■ **Task statement**: Pull out every line below that holds the word "engineering".

::: Dataset rows :::

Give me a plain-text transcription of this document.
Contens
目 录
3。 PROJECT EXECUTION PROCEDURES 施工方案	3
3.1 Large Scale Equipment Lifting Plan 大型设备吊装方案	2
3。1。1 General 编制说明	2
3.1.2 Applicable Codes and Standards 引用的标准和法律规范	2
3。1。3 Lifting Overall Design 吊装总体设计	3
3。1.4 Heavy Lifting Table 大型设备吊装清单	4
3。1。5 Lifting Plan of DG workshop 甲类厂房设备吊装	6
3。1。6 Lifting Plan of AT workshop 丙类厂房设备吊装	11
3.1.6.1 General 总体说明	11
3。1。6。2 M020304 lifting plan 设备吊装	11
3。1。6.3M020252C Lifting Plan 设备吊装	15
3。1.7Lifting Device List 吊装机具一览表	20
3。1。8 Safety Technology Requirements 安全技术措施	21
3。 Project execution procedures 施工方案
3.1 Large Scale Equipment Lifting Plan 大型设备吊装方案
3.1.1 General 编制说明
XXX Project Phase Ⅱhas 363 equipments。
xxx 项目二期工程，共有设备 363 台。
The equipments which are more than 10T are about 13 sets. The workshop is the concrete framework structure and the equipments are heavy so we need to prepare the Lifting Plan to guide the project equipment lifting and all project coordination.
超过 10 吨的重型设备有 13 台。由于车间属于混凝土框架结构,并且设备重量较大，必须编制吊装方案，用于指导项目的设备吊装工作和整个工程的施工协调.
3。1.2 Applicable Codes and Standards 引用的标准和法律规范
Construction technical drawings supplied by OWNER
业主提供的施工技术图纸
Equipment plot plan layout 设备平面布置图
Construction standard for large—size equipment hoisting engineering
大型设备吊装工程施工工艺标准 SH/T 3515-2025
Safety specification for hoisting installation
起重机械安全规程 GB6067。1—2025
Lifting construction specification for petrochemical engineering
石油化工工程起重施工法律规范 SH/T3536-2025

:::

■ **Final result**:
Construction standard for large—size equipment hoisting engineering
Lifting construction specification for petrochemical engineering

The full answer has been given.